## begin Records

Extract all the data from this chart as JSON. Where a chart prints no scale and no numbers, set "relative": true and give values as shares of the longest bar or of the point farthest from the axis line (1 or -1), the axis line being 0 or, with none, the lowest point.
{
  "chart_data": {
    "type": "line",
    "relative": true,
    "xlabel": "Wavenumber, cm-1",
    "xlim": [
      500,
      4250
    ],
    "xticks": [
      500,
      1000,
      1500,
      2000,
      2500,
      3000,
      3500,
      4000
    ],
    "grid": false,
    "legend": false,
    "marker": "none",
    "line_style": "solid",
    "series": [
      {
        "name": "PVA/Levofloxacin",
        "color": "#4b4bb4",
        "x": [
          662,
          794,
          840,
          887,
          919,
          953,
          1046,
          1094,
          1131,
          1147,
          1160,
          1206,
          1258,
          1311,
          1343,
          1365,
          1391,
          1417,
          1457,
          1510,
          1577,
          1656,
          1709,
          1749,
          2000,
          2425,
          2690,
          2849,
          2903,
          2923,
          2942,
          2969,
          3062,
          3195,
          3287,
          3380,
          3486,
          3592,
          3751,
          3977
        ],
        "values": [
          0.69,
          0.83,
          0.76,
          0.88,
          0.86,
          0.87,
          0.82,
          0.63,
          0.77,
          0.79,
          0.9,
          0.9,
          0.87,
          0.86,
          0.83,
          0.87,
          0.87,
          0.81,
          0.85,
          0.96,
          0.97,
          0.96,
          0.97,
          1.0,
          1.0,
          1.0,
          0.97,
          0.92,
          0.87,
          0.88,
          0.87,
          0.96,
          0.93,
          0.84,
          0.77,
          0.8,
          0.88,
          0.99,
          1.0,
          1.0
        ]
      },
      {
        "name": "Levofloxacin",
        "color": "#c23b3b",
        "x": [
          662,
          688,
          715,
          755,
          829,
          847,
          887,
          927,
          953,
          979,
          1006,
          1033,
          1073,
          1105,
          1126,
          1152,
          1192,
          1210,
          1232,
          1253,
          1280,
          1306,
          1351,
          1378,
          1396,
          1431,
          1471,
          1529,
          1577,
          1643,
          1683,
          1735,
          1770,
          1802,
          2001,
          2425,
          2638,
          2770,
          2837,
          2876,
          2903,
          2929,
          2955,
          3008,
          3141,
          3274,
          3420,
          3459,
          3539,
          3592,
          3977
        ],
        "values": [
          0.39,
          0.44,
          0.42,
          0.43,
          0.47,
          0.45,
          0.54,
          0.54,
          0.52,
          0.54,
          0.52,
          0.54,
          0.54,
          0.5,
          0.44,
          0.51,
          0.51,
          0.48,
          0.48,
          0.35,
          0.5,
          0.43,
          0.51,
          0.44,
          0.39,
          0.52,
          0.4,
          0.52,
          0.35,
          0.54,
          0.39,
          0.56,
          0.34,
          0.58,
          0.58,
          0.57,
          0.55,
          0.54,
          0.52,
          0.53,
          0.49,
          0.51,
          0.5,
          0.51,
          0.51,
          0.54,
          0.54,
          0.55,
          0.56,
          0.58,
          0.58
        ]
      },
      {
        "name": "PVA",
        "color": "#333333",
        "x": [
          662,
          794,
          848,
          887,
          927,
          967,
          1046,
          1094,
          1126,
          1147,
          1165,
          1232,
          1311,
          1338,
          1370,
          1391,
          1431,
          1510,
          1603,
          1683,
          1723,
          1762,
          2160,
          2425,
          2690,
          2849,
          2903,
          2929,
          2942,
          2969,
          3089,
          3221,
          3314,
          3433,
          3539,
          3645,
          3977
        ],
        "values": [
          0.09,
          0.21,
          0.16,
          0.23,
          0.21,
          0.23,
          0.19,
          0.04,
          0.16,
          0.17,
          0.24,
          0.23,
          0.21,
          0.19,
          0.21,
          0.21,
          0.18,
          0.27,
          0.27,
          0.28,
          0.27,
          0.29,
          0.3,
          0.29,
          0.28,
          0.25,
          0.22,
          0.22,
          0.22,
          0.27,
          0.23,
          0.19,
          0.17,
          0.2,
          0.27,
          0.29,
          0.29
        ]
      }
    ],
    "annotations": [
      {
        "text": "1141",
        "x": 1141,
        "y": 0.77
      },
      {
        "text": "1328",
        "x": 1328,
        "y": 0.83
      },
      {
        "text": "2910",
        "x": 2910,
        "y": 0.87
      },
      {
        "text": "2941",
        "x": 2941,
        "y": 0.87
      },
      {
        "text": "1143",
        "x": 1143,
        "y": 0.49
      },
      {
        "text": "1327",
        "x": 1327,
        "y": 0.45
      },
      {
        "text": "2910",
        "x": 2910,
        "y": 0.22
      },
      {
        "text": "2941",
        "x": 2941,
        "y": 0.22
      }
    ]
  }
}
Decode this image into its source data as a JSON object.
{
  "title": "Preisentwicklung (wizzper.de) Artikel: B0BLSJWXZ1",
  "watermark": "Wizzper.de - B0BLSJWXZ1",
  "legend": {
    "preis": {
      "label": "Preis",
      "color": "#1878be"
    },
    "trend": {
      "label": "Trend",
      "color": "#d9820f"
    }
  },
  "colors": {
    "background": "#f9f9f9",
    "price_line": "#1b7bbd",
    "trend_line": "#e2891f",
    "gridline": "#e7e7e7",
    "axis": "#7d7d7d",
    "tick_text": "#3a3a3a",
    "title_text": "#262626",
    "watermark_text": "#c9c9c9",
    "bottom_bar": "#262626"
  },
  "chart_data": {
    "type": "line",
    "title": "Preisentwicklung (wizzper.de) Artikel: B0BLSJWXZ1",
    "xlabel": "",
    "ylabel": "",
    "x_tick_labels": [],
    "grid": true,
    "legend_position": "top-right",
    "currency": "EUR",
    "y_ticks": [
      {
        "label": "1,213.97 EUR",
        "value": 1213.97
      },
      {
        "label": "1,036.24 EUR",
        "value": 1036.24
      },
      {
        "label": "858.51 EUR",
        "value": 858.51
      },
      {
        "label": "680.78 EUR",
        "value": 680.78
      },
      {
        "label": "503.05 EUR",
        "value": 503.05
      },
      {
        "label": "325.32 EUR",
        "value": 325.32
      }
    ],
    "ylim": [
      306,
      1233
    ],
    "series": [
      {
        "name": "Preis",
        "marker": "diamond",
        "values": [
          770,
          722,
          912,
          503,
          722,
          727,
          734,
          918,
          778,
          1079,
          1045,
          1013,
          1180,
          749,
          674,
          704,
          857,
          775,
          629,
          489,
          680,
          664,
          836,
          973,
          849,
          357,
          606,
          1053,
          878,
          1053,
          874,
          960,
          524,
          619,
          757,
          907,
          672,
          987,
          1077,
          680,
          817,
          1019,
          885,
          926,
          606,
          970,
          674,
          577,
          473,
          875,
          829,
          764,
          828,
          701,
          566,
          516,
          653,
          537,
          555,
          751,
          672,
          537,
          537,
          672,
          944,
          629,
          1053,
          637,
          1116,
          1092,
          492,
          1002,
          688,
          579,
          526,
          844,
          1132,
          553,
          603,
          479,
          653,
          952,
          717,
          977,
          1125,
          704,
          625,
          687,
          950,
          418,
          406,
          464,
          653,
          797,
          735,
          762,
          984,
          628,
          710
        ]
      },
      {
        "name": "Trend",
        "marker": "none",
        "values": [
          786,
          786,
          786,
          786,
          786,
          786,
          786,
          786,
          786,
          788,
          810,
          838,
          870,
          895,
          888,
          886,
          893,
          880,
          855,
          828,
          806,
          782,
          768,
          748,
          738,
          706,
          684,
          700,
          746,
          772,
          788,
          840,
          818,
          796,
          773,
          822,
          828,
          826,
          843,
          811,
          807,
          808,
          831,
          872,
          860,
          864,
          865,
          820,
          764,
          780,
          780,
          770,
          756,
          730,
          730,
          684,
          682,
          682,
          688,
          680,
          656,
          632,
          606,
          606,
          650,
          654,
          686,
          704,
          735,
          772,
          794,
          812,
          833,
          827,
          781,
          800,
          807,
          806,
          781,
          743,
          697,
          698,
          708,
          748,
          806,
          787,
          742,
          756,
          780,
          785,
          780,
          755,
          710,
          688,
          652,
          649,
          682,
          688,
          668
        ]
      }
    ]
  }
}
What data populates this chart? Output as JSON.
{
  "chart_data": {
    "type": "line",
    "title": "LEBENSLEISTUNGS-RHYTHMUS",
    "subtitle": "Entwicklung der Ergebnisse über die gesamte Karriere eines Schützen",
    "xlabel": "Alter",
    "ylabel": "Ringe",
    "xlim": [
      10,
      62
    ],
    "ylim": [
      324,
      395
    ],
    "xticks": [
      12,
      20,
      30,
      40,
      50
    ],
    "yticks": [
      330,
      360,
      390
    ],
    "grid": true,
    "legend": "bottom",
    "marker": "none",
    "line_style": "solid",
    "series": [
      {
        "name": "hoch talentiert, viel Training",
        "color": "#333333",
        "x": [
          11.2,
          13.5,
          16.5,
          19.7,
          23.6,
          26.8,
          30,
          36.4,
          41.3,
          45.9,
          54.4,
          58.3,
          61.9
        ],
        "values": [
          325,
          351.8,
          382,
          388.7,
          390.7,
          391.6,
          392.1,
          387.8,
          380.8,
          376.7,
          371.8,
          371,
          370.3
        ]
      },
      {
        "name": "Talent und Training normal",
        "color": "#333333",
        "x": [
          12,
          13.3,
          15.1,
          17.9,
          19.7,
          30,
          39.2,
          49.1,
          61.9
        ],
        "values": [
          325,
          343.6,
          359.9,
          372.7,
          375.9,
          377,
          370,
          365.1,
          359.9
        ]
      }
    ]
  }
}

## end Records

**What you are asked to do**
Pull out all lines from the entries above that include the word "relative".

**Result of the exercise**
Extract all the data from this chart as JSON. Where a chart prints no scale and no numbers, set "relative": true and give values as shares of the longest bar or of the point farthest from the axis line (1 or -1), the axis line being 0 or, with none, the lowest point.
    "relative": true,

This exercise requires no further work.